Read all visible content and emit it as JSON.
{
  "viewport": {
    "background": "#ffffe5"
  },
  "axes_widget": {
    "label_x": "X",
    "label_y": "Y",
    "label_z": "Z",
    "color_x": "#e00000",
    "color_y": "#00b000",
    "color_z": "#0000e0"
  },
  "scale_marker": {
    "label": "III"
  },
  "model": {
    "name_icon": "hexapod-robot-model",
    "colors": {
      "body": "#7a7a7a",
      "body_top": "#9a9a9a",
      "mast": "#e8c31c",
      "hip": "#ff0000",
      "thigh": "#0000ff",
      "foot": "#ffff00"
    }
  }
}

..............................

* **What is required**:
Each record above should be returned exactly as it appears.

* **Right answer**:
Read all visible content and emit it as JSON.
{
  "viewport": {
    "background": "#ffffe5"
  },
  "axes_widget": {
    "label_x": "X",
    "label_y": "Y",
    "label_z": "Z",
    "color_x": "#e00000",
    "color_y": "#00b000",
    "color_z": "#0000e0"
  },
  "scale_marker": {
    "label": "III"
  },
  "model": {
    "name_icon": "hexapod-robot-model",
    "colors": {
      "body": "#7a7a7a",
      "body_top": "#9a9a9a",
      "mast": "#e8c31c",
      "hip": "#ff0000",
      "thigh": "#0000ff",
      "foot": "#ffff00"
    }
  }
}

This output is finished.